Work instructions :: Work out how many lines in the entries below include the word "Батолло". Give nothing but the number.

Information provided ::
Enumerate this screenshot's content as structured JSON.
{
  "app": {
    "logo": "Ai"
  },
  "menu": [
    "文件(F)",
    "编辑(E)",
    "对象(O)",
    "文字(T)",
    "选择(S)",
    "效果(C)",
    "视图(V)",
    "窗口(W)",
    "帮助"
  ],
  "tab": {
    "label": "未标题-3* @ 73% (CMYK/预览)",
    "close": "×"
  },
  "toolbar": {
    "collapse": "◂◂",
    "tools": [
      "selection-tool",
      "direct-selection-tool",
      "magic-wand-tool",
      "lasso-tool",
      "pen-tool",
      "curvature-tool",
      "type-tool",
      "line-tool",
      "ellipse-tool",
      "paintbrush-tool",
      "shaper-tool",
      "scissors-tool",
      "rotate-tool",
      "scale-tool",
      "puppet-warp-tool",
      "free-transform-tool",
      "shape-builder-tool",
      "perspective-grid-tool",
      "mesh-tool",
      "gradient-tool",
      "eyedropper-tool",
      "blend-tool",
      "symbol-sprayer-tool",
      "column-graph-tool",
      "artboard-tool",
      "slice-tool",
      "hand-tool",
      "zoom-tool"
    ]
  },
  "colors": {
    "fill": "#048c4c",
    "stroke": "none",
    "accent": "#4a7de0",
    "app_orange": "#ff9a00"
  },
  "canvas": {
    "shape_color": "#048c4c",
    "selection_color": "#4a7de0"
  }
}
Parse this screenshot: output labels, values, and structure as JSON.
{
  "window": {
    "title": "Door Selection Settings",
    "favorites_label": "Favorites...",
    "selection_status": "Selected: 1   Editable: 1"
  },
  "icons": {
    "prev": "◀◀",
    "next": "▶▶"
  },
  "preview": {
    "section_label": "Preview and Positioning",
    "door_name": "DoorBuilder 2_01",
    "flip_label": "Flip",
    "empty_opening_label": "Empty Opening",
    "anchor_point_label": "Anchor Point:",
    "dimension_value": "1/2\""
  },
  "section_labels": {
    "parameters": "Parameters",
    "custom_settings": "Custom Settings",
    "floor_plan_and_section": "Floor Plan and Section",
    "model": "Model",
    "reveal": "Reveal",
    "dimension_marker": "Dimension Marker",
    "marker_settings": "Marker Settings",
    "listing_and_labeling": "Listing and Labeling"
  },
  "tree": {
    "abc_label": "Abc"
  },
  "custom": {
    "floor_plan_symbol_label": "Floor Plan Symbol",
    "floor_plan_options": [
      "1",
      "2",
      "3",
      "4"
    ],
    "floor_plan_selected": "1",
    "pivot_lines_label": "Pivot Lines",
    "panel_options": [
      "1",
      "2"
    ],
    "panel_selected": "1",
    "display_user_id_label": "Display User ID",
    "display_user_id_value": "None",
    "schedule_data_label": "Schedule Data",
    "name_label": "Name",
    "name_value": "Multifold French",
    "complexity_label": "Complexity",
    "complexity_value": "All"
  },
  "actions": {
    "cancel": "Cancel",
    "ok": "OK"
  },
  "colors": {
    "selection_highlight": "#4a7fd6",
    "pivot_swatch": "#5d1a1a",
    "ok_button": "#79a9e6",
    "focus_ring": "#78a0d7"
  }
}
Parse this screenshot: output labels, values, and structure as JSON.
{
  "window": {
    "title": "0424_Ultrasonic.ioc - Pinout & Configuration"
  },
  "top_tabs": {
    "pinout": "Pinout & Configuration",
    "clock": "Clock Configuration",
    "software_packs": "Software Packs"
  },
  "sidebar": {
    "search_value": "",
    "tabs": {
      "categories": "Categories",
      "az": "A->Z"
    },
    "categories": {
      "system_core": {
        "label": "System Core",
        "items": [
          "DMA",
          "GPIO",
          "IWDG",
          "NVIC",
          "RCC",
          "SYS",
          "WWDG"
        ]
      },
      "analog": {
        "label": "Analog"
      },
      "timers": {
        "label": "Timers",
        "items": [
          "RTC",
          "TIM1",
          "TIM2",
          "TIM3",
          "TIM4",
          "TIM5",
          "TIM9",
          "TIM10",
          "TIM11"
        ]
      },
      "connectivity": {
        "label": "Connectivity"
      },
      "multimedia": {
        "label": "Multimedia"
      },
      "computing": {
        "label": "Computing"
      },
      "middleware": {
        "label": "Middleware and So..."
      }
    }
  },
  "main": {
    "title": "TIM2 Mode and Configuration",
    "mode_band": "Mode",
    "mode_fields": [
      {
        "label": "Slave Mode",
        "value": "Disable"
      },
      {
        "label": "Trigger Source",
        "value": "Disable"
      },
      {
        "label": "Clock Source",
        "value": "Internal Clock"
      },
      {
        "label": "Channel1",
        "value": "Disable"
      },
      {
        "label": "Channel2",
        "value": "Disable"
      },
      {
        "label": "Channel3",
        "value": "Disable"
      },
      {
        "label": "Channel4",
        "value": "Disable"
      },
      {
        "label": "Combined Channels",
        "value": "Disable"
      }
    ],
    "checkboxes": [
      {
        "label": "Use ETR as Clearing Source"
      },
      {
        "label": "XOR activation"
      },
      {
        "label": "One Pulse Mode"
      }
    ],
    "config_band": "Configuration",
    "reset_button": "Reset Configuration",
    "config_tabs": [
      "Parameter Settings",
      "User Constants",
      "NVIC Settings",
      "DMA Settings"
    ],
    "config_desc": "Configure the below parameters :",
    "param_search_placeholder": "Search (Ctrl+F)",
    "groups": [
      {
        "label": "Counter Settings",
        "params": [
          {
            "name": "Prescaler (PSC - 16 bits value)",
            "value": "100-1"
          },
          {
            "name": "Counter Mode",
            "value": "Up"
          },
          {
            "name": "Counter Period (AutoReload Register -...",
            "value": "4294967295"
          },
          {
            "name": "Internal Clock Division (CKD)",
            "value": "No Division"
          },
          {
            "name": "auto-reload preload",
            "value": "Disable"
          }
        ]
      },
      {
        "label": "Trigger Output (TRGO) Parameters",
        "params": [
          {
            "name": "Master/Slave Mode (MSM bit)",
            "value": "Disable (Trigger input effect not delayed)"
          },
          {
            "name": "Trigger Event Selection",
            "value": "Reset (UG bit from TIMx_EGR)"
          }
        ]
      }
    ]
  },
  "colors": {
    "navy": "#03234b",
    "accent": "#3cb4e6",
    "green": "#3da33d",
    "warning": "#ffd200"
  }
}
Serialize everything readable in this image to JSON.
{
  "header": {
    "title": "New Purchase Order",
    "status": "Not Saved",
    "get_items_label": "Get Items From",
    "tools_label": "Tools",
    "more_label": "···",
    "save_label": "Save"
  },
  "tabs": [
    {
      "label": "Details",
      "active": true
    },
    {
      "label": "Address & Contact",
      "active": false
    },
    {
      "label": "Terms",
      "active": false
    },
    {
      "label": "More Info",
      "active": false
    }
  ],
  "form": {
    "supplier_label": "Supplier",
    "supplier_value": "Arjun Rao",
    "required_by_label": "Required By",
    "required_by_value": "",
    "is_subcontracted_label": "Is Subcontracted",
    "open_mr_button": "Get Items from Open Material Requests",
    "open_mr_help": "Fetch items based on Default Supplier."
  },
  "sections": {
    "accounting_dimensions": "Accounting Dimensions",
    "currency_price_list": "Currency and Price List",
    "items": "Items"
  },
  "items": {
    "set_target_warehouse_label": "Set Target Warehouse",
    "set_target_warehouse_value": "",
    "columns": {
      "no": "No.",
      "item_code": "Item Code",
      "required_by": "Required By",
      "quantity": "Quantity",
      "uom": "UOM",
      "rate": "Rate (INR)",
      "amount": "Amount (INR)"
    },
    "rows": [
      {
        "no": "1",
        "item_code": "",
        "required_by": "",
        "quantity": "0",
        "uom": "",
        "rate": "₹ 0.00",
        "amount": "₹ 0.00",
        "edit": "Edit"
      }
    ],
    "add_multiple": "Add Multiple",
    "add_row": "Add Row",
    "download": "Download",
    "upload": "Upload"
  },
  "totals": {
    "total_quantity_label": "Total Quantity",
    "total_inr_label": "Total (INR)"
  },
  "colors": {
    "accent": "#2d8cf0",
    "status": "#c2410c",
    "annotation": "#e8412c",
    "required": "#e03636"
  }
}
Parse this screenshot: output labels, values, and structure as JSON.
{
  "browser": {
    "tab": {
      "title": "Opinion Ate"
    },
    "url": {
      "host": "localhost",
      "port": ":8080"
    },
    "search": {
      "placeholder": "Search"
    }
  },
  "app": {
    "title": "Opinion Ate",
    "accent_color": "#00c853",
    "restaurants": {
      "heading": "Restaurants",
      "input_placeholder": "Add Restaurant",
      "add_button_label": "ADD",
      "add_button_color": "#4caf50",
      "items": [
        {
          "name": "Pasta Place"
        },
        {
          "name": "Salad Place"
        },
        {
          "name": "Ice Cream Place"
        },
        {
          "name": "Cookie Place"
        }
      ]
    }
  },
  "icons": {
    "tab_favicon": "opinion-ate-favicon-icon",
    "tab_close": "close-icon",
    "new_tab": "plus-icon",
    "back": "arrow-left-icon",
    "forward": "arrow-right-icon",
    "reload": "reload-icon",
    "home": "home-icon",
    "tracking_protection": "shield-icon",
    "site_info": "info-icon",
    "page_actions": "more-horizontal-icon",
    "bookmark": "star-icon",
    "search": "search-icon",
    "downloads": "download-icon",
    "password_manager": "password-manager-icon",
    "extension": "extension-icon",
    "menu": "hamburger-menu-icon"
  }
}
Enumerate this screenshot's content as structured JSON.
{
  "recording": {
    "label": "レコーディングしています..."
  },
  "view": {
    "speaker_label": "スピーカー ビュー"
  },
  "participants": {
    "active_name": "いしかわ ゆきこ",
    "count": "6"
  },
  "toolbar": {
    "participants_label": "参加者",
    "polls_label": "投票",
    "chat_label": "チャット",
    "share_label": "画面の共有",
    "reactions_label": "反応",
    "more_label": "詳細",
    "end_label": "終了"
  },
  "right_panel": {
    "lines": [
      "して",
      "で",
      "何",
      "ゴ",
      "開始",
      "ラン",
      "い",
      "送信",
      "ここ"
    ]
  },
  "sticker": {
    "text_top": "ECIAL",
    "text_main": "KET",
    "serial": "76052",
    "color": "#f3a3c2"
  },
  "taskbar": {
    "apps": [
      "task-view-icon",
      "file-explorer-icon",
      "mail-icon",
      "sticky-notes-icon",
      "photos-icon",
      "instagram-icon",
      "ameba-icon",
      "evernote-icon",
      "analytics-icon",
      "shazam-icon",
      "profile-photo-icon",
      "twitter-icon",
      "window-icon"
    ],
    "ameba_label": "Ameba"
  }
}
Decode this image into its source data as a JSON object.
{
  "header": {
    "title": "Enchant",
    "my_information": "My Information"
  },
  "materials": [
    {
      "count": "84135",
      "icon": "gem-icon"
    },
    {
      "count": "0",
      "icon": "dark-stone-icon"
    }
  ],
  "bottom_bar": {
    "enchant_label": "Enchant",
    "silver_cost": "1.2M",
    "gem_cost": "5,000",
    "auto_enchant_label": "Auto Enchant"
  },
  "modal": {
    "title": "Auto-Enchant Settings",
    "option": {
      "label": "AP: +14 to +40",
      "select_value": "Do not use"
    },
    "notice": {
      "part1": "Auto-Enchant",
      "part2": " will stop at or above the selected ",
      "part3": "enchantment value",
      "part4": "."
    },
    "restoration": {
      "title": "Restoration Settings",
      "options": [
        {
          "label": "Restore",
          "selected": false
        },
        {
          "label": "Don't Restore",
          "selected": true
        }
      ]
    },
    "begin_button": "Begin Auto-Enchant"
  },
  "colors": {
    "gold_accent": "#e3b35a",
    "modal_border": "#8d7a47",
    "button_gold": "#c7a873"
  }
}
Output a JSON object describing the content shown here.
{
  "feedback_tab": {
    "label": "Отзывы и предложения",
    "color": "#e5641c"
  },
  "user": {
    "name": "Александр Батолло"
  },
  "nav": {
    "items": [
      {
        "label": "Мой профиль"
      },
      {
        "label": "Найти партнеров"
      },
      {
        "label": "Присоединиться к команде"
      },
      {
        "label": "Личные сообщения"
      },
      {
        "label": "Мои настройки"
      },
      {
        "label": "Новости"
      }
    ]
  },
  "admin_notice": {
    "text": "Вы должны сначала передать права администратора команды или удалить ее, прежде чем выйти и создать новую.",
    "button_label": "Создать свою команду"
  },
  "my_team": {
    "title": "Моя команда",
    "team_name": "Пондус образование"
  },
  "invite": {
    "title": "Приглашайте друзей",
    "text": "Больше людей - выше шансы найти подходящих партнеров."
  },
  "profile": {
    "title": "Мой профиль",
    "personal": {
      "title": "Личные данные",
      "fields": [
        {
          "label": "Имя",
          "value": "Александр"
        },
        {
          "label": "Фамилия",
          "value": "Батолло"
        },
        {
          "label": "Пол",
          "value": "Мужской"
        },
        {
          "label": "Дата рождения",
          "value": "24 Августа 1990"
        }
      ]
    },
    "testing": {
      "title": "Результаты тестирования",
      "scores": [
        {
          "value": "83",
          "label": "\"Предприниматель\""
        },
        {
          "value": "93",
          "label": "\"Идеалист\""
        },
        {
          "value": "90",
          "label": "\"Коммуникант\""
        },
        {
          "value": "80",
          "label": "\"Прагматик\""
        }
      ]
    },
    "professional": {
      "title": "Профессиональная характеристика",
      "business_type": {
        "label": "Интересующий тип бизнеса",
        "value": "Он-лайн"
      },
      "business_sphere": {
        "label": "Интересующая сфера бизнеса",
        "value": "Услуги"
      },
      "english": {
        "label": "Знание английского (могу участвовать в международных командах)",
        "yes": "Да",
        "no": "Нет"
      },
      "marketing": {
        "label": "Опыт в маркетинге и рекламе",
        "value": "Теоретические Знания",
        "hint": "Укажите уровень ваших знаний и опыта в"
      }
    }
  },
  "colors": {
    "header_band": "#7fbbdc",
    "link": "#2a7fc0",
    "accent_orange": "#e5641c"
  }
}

Solution to this exercise :: 2